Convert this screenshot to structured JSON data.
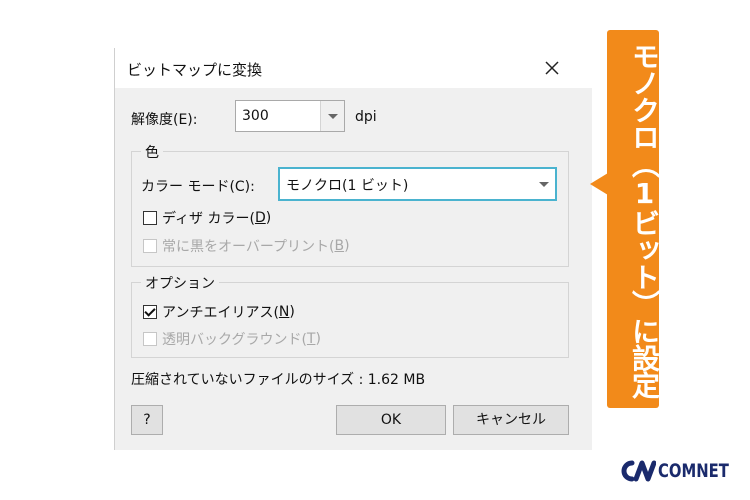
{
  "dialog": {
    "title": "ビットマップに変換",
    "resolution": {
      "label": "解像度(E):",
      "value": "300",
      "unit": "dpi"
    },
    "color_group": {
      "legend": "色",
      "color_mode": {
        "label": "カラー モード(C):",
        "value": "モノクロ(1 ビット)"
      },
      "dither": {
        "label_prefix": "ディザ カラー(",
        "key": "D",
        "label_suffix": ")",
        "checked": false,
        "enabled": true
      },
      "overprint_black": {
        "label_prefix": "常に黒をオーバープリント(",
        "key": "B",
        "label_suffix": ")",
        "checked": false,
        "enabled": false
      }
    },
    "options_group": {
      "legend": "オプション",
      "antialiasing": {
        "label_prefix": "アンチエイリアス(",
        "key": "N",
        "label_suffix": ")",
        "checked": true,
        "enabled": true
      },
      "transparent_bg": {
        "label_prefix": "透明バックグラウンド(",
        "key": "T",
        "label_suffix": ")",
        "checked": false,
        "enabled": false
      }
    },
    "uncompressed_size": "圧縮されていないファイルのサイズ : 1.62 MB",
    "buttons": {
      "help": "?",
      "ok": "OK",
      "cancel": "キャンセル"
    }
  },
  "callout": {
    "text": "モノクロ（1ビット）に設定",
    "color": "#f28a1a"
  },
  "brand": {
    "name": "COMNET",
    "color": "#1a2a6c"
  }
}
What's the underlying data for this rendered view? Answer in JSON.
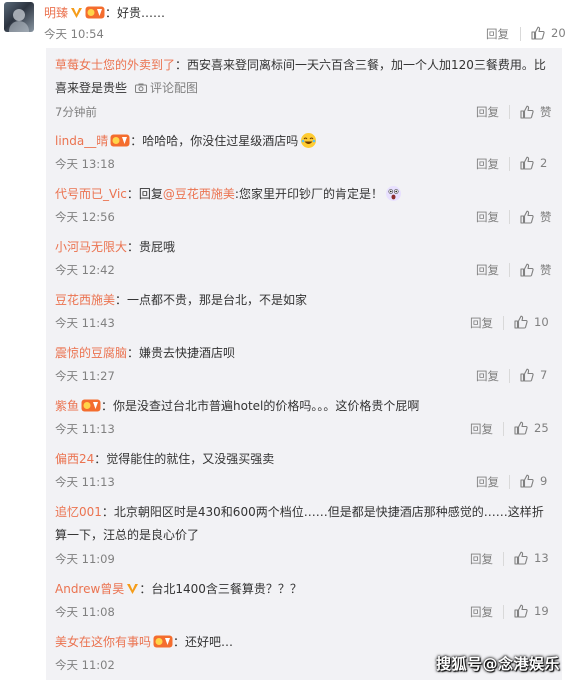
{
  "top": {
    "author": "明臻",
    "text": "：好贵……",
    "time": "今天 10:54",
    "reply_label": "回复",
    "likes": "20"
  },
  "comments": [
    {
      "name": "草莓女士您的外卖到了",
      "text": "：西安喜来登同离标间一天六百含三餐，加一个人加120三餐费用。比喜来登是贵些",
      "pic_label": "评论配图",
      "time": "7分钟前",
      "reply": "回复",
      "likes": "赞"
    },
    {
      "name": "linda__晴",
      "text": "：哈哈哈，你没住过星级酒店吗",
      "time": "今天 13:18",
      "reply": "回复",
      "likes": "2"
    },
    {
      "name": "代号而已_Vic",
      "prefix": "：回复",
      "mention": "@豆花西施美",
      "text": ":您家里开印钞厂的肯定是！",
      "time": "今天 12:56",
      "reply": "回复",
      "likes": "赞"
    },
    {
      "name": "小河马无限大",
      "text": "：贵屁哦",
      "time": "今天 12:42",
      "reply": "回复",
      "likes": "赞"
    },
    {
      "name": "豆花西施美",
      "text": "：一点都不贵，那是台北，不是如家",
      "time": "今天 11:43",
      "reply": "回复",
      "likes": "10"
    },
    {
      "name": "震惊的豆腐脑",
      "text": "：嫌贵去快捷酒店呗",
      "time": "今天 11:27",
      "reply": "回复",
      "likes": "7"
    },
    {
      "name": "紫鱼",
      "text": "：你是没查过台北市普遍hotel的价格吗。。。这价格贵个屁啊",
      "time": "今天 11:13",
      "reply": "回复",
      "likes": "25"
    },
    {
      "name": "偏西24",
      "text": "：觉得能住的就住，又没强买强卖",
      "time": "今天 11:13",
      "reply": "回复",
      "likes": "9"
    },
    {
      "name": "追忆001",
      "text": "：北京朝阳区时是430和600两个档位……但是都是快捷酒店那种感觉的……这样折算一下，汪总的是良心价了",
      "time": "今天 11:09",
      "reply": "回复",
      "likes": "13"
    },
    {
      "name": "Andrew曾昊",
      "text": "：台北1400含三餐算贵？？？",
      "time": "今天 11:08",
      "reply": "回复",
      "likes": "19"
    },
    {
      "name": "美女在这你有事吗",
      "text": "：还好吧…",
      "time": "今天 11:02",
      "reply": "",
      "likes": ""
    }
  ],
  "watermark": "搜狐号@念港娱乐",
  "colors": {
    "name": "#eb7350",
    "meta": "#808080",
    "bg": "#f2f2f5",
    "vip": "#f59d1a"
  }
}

What to do :: Transcribe the records above exactly, leaving out every picture.

Written response ::
Convert this screenshot to structured JSON data.
{
  "dialog": {
    "title": "ビットマップに変換",
    "resolution": {
      "label": "解像度(E):",
      "value": "300",
      "unit": "dpi"
    },
    "color_group": {
      "legend": "色",
      "color_mode": {
        "label": "カラー モード(C):",
        "value": "モノクロ(1 ビット)"
      },
      "dither": {
        "label_prefix": "ディザ カラー(",
        "key": "D",
        "label_suffix": ")",
        "checked": false,
        "enabled": true
      },
      "overprint_black": {
        "label_prefix": "常に黒をオーバープリント(",
        "key": "B",
        "label_suffix": ")",
        "checked": false,
        "enabled": false
      }
    },
    "options_group": {
      "legend": "オプション",
      "antialiasing": {
        "label_prefix": "アンチエイリアス(",
        "key": "N",
        "label_suffix": ")",
        "checked": true,
        "enabled": true
      },
      "transparent_bg": {
        "label_prefix": "透明バックグラウンド(",
        "key": "T",
        "label_suffix": ")",
        "checked": false,
        "enabled": false
      }
    },
    "uncompressed_size": "圧縮されていないファイルのサイズ : 1.62 MB",
    "buttons": {
      "help": "?",
      "ok": "OK",
      "cancel": "キャンセル"
    }
  },
  "callout": {
    "text": "モノクロ（1ビット）に設定",
    "color": "#f28a1a"
  },
  "brand": {
    "name": "COMNET",
    "color": "#1a2a6c"
  }
}
What's the underlying data for this rendered view? Answer in JSON.
{
  "top": {
    "author": "明臻",
    "text": "：好贵……",
    "time": "今天 10:54",
    "reply_label": "回复",
    "likes": "20"
  },
  "comments": [
    {
      "name": "草莓女士您的外卖到了",
      "text": "：西安喜来登同离标间一天六百含三餐，加一个人加120三餐费用。比喜来登是贵些",
      "pic_label": "评论配图",
      "time": "7分钟前",
      "reply": "回复",
      "likes": "赞"
    },
    {
      "name": "linda__晴",
      "text": "：哈哈哈，你没住过星级酒店吗",
      "time": "今天 13:18",
      "reply": "回复",
      "likes": "2"
    },
    {
      "name": "代号而已_Vic",
      "prefix": "：回复",
      "mention": "@豆花西施美",
      "text": ":您家里开印钞厂的肯定是！",
      "time": "今天 12:56",
      "reply": "回复",
      "likes": "赞"
    },
    {
      "name": "小河马无限大",
      "text": "：贵屁哦",
      "time": "今天 12:42",
      "reply": "回复",
      "likes": "赞"
    },
    {
      "name": "豆花西施美",
      "text": "：一点都不贵，那是台北，不是如家",
      "time": "今天 11:43",
      "reply": "回复",
      "likes": "10"
    },
    {
      "name": "震惊的豆腐脑",
      "text": "：嫌贵去快捷酒店呗",
      "time": "今天 11:27",
      "reply": "回复",
      "likes": "7"
    },
    {
      "name": "紫鱼",
      "text": "：你是没查过台北市普遍hotel的价格吗。。。这价格贵个屁啊",
      "time": "今天 11:13",
      "reply": "回复",
      "likes": "25"
    },
    {
      "name": "偏西24",
      "text": "：觉得能住的就住，又没强买强卖",
      "time": "今天 11:13",
      "reply": "回复",
      "likes": "9"
    },
    {
      "name": "追忆001",
      "text": "：北京朝阳区时是430和600两个档位……但是都是快捷酒店那种感觉的……这样折算一下，汪总的是良心价了",
      "time": "今天 11:09",
      "reply": "回复",
      "likes": "13"
    },
    {
      "name": "Andrew曾昊",
      "text": "：台北1400含三餐算贵？？？",
      "time": "今天 11:08",
      "reply": "回复",
      "likes": "19"
    },
    {
      "name": "美女在这你有事吗",
      "text": "：还好吧…",
      "time": "今天 11:02",
      "reply": "",
      "likes": ""
    }
  ],
  "watermark": "搜狐号@念港娱乐",
  "colors": {
    "name": "#eb7350",
    "meta": "#808080",
    "bg": "#f2f2f5",
    "vip": "#f59d1a"
  }
}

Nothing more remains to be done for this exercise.